> **Records to use**
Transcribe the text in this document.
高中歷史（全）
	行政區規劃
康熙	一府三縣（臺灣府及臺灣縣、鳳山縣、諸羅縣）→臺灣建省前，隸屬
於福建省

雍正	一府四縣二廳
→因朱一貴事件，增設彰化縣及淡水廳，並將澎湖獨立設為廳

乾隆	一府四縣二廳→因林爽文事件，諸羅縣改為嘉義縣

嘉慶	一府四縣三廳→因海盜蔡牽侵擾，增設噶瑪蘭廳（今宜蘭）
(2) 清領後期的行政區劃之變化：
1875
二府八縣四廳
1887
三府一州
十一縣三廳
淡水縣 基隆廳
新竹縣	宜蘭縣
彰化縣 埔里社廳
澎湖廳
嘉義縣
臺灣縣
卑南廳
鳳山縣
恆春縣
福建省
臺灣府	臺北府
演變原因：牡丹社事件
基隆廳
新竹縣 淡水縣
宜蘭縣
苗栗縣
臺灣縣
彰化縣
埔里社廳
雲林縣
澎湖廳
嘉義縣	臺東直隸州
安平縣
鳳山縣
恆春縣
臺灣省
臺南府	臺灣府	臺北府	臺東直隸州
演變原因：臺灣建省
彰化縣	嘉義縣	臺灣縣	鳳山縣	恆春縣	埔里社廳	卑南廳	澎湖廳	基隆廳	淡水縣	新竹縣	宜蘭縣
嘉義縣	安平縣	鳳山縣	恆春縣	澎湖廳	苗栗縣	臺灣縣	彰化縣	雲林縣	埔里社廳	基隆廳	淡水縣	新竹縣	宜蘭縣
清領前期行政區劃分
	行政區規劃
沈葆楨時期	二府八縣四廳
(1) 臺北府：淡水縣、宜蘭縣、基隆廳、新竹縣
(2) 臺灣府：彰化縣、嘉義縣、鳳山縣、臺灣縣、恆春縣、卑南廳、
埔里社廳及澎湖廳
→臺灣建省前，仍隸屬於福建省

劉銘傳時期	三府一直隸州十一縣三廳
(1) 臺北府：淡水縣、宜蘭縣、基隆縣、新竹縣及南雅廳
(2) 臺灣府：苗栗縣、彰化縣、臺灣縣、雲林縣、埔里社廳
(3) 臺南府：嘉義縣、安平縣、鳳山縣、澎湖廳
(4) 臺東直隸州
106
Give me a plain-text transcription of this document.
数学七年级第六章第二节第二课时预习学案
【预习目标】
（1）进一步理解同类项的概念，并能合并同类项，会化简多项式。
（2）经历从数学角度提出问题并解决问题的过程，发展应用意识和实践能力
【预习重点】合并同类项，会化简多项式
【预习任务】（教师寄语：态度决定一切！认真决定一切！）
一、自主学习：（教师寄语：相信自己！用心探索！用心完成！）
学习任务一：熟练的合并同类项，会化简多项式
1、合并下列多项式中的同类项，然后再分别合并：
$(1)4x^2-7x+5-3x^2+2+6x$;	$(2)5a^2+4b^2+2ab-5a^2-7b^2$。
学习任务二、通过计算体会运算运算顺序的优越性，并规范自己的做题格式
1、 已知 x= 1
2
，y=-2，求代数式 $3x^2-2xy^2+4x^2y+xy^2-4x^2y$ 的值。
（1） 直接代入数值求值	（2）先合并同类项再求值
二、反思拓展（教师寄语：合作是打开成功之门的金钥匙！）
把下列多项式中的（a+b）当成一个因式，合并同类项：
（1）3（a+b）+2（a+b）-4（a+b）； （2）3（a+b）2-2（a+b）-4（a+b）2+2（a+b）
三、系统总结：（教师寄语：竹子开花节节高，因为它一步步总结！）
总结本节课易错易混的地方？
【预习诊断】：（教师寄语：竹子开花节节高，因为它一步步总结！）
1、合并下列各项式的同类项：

> **Task objective**
Every entry should be printed again exactly as written.

> **Exercise response**
Transcribe the text in this document.
高中歷史（全）
	行政區規劃
康熙	一府三縣（臺灣府及臺灣縣、鳳山縣、諸羅縣）→臺灣建省前，隸屬
於福建省

雍正	一府四縣二廳
→因朱一貴事件，增設彰化縣及淡水廳，並將澎湖獨立設為廳

乾隆	一府四縣二廳→因林爽文事件，諸羅縣改為嘉義縣

嘉慶	一府四縣三廳→因海盜蔡牽侵擾，增設噶瑪蘭廳（今宜蘭）
(2) 清領後期的行政區劃之變化：
1875
二府八縣四廳
1887
三府一州
十一縣三廳
淡水縣 基隆廳
新竹縣	宜蘭縣
彰化縣 埔里社廳
澎湖廳
嘉義縣
臺灣縣
卑南廳
鳳山縣
恆春縣
福建省
臺灣府	臺北府
演變原因：牡丹社事件
基隆廳
新竹縣 淡水縣
宜蘭縣
苗栗縣
臺灣縣
彰化縣
埔里社廳
雲林縣
澎湖廳
嘉義縣	臺東直隸州
安平縣
鳳山縣
恆春縣
臺灣省
臺南府	臺灣府	臺北府	臺東直隸州
演變原因：臺灣建省
彰化縣	嘉義縣	臺灣縣	鳳山縣	恆春縣	埔里社廳	卑南廳	澎湖廳	基隆廳	淡水縣	新竹縣	宜蘭縣
嘉義縣	安平縣	鳳山縣	恆春縣	澎湖廳	苗栗縣	臺灣縣	彰化縣	雲林縣	埔里社廳	基隆廳	淡水縣	新竹縣	宜蘭縣
清領前期行政區劃分
	行政區規劃
沈葆楨時期	二府八縣四廳
(1) 臺北府：淡水縣、宜蘭縣、基隆廳、新竹縣
(2) 臺灣府：彰化縣、嘉義縣、鳳山縣、臺灣縣、恆春縣、卑南廳、
埔里社廳及澎湖廳
→臺灣建省前，仍隸屬於福建省

劉銘傳時期	三府一直隸州十一縣三廳
(1) 臺北府：淡水縣、宜蘭縣、基隆縣、新竹縣及南雅廳
(2) 臺灣府：苗栗縣、彰化縣、臺灣縣、雲林縣、埔里社廳
(3) 臺南府：嘉義縣、安平縣、鳳山縣、澎湖廳
(4) 臺東直隸州
106
Give me a plain-text transcription of this document.
数学七年级第六章第二节第二课时预习学案
【预习目标】
（1）进一步理解同类项的概念，并能合并同类项，会化简多项式。
（2）经历从数学角度提出问题并解决问题的过程，发展应用意识和实践能力
【预习重点】合并同类项，会化简多项式
【预习任务】（教师寄语：态度决定一切！认真决定一切！）
一、自主学习：（教师寄语：相信自己！用心探索！用心完成！）
学习任务一：熟练的合并同类项，会化简多项式
1、合并下列多项式中的同类项，然后再分别合并：
$(1)4x^2-7x+5-3x^2+2+6x$;	$(2)5a^2+4b^2+2ab-5a^2-7b^2$。
学习任务二、通过计算体会运算运算顺序的优越性，并规范自己的做题格式
1、 已知 x= 1
2
，y=-2，求代数式 $3x^2-2xy^2+4x^2y+xy^2-4x^2y$ 的值。
（1） 直接代入数值求值	（2）先合并同类项再求值
二、反思拓展（教师寄语：合作是打开成功之门的金钥匙！）
把下列多项式中的（a+b）当成一个因式，合并同类项：
（1）3（a+b）+2（a+b）-4（a+b）； （2）3（a+b）2-2（a+b）-4（a+b）2+2（a+b）
三、系统总结：（教师寄语：竹子开花节节高，因为它一步步总结！）
总结本节课易错易混的地方？
【预习诊断】：（教师寄语：竹子开花节节高，因为它一步步总结！）
1、合并下列各项式的同类项：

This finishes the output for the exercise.